#### [Your task]
Go through the data and copy every line exactly, but not the images.

#### [Exercise materials]
********

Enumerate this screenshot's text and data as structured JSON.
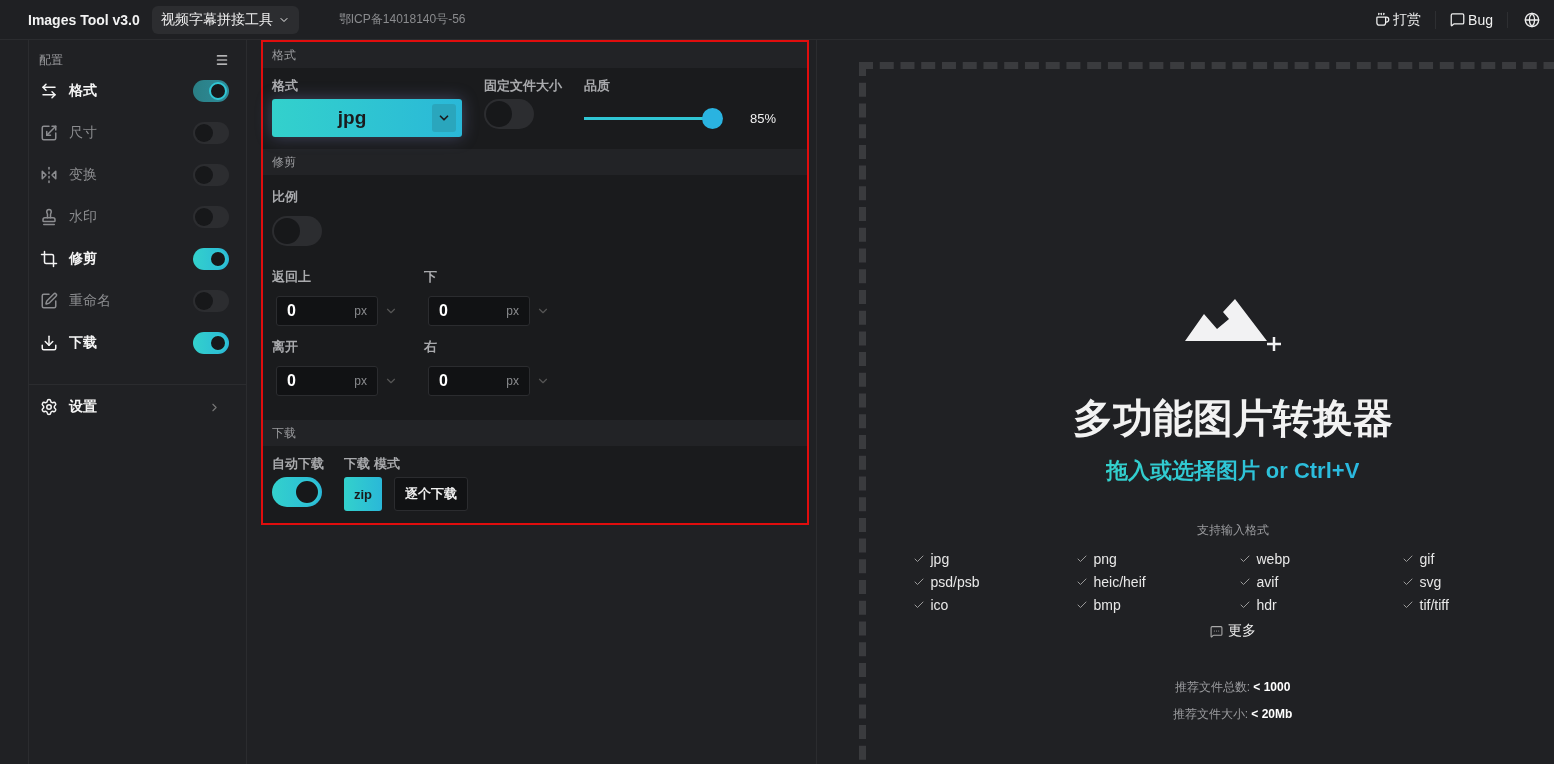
{
  "top_bar": {
    "brand": "Images Tool v3.0",
    "tool_menu": "视频字幕拼接工具",
    "icp": "鄂ICP备14018140号-56",
    "donate": "打赏",
    "bug": "Bug"
  },
  "sidebar": {
    "title": "配置",
    "items": [
      {
        "label": "格式",
        "on": true
      },
      {
        "label": "尺寸",
        "on": false
      },
      {
        "label": "变换",
        "on": false
      },
      {
        "label": "水印",
        "on": false
      },
      {
        "label": "修剪",
        "on": true
      },
      {
        "label": "重命名",
        "on": false
      },
      {
        "label": "下载",
        "on": true
      }
    ],
    "settings": "设置"
  },
  "panel": {
    "highlighted": true,
    "format": {
      "header": "格式",
      "format_label": "格式",
      "format_value": "jpg",
      "fixed_size_label": "固定文件大小",
      "fixed_size_on": false,
      "quality_label": "品质",
      "quality": {
        "level": 0.85,
        "reading": "85%"
      }
    },
    "crop": {
      "header": "修剪",
      "ratio_label": "比例",
      "ratio_on": false,
      "fields": [
        {
          "label": "返回上",
          "value": "0",
          "unit": "px"
        },
        {
          "label": "下",
          "value": "0",
          "unit": "px"
        },
        {
          "label": "离开",
          "value": "0",
          "unit": "px"
        },
        {
          "label": "右",
          "value": "0",
          "unit": "px"
        }
      ]
    },
    "download": {
      "header": "下载",
      "auto_label": "自动下载",
      "auto_on": true,
      "mode_label": "下载 模式",
      "modes": [
        {
          "label": "zip",
          "selected": true
        },
        {
          "label": "逐个下载",
          "selected": false
        }
      ]
    }
  },
  "drop_zone": {
    "title": "多功能图片转换器",
    "subtitle": "拖入或选择图片 or Ctrl+V",
    "formats_heading": "支持输入格式",
    "formats": [
      "jpg",
      "png",
      "webp",
      "gif",
      "psd/psb",
      "heic/heif",
      "avif",
      "svg",
      "ico",
      "bmp",
      "hdr",
      "tif/tiff"
    ],
    "more": "更多",
    "stats": [
      "推荐文件总数: **< 1000**",
      "推荐文件大小: **< 20Mb**"
    ]
  }
}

********

#### [Output of the exercise]
Enumerate this screenshot's text and data as structured JSON.
{
  "top_bar": {
    "brand": "Images Tool v3.0",
    "tool_menu": "视频字幕拼接工具",
    "icp": "鄂ICP备14018140号-56",
    "donate": "打赏",
    "bug": "Bug"
  },
  "sidebar": {
    "title": "配置",
    "items": [
      {
        "label": "格式",
        "on": true
      },
      {
        "label": "尺寸",
        "on": false
      },
      {
        "label": "变换",
        "on": false
      },
      {
        "label": "水印",
        "on": false
      },
      {
        "label": "修剪",
        "on": true
      },
      {
        "label": "重命名",
        "on": false
      },
      {
        "label": "下载",
        "on": true
      }
    ],
    "settings": "设置"
  },
  "panel": {
    "highlighted": true,
    "format": {
      "header": "格式",
      "format_label": "格式",
      "format_value": "jpg",
      "fixed_size_label": "固定文件大小",
      "fixed_size_on": false,
      "quality_label": "品质",
      "quality": {
        "level": 0.85,
        "reading": "85%"
      }
    },
    "crop": {
      "header": "修剪",
      "ratio_label": "比例",
      "ratio_on": false,
      "fields": [
        {
          "label": "返回上",
          "value": "0",
          "unit": "px"
        },
        {
          "label": "下",
          "value": "0",
          "unit": "px"
        },
        {
          "label": "离开",
          "value": "0",
          "unit": "px"
        },
        {
          "label": "右",
          "value": "0",
          "unit": "px"
        }
      ]
    },
    "download": {
      "header": "下载",
      "auto_label": "自动下载",
      "auto_on": true,
      "mode_label": "下载 模式",
      "modes": [
        {
          "label": "zip",
          "selected": true
        },
        {
          "label": "逐个下载",
          "selected": false
        }
      ]
    }
  },
  "drop_zone": {
    "title": "多功能图片转换器",
    "subtitle": "拖入或选择图片 or Ctrl+V",
    "formats_heading": "支持输入格式",
    "formats": [
      "jpg",
      "png",
      "webp",
      "gif",
      "psd/psb",
      "heic/heif",
      "avif",
      "svg",
      "ico",
      "bmp",
      "hdr",
      "tif/tiff"
    ],
    "more": "更多",
    "stats": [
      "推荐文件总数: **< 1000**",
      "推荐文件大小: **< 20Mb**"
    ]
  }
}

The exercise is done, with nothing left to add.